### Your objective
Leave out the pictures and transcribe the rest of the records exactly.

### Dataset entries
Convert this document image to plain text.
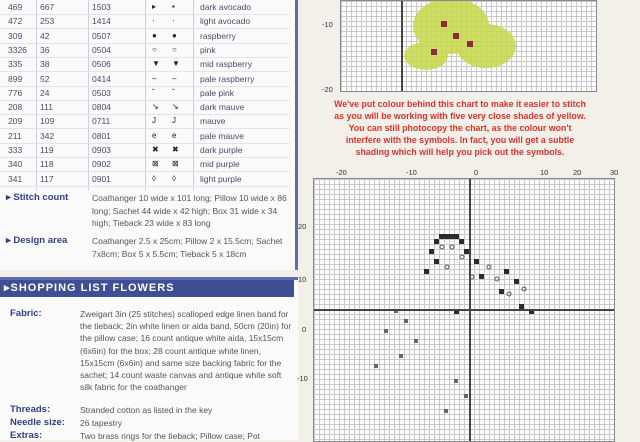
469 667	1503	▸ ▪	dark avocado
472 253	1414	· ·	light avocado
309 42	0507	● ●	raspberry
3326 36	0504	○ ○	pink
335 38	0506	▼ ▼ mid raspberry
899 52	0414	– –	pale raspberry
776 24	0503	ˇ ˇ	pale pink
208 111	0804	↘ ↘	dark mauve
209 109	0711	J J	mauve
211 342	0801	e e	pale mauve
333 119	0903	✖ ✖	dark purple
340 118	0902	⊠ ⊠	mid purple
341 117	0901	◊ ◊	light purple
▸ Stitch count	Coathanger 10 wide x 101 long; Pillow 10 wide x 86 long; Sachet 44 wide x 42 high; Box 31 wide x 34 high; Tieback 23 wide x 83 long
▸ Design area	Coathanger 2.5 x 25cm; Pillow 2 x 15.5cm; Sachet 7x8cm; Box 5 x 5.5cm; Tieback 5 x 18cm
▸SHOPPING LIST FLOWERS
Fabric:	Zweigart 3in (25 stitches) scalloped edge linen band for the tieback; 2in white linen or aida band, 50cm (20in) for the pillow case; 16 count antique white aida, 15x15cm (6x6in) for the box; 28 count antique white linen, 15x15cm (6x6in) and same size backing fabric for the sachet; 14 count waste canvas and antique white soft silk fabric for the coathanger
Threads:	Stranded cotton as listed in the key
Needle size: 26 tapestry
Extras:	Two brass rings for the tieback; Pillow case; Pot
-10
-20
We've put colour behind this chart to make it easier to stitch as you will be working with five very close shades of yellow. You can still photocopy the chart, as the colour won't interfere with the symbols. In fact, you will get a subtle shading which will help you pick out the symbols.
-20	-10	0	10	20	30
20
10
0
-10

### Written solution
Convert this document image to plain text.
469 667	1503	▸ ▪	dark avocado
472 253	1414	· ·	light avocado
309 42	0507	● ●	raspberry
3326 36	0504	○ ○	pink
335 38	0506	▼ ▼ mid raspberry
899 52	0414	– –	pale raspberry
776 24	0503	ˇ ˇ	pale pink
208 111	0804	↘ ↘	dark mauve
209 109	0711	J J	mauve
211 342	0801	e e	pale mauve
333 119	0903	✖ ✖	dark purple
340 118	0902	⊠ ⊠	mid purple
341 117	0901	◊ ◊	light purple
▸ Stitch count	Coathanger 10 wide x 101 long; Pillow 10 wide x 86 long; Sachet 44 wide x 42 high; Box 31 wide x 34 high; Tieback 23 wide x 83 long
▸ Design area	Coathanger 2.5 x 25cm; Pillow 2 x 15.5cm; Sachet 7x8cm; Box 5 x 5.5cm; Tieback 5 x 18cm
▸SHOPPING LIST FLOWERS
Fabric:	Zweigart 3in (25 stitches) scalloped edge linen band for the tieback; 2in white linen or aida band, 50cm (20in) for the pillow case; 16 count antique white aida, 15x15cm (6x6in) for the box; 28 count antique white linen, 15x15cm (6x6in) and same size backing fabric for the sachet; 14 count waste canvas and antique white soft silk fabric for the coathanger
Threads:	Stranded cotton as listed in the key
Needle size: 26 tapestry
Extras:	Two brass rings for the tieback; Pillow case; Pot
-10
-20
We've put colour behind this chart to make it easier to stitch as you will be working with five very close shades of yellow. You can still photocopy the chart, as the colour won't interfere with the symbols. In fact, you will get a subtle shading which will help you pick out the symbols.
-20	-10	0	10	20	30
20
10
0
-10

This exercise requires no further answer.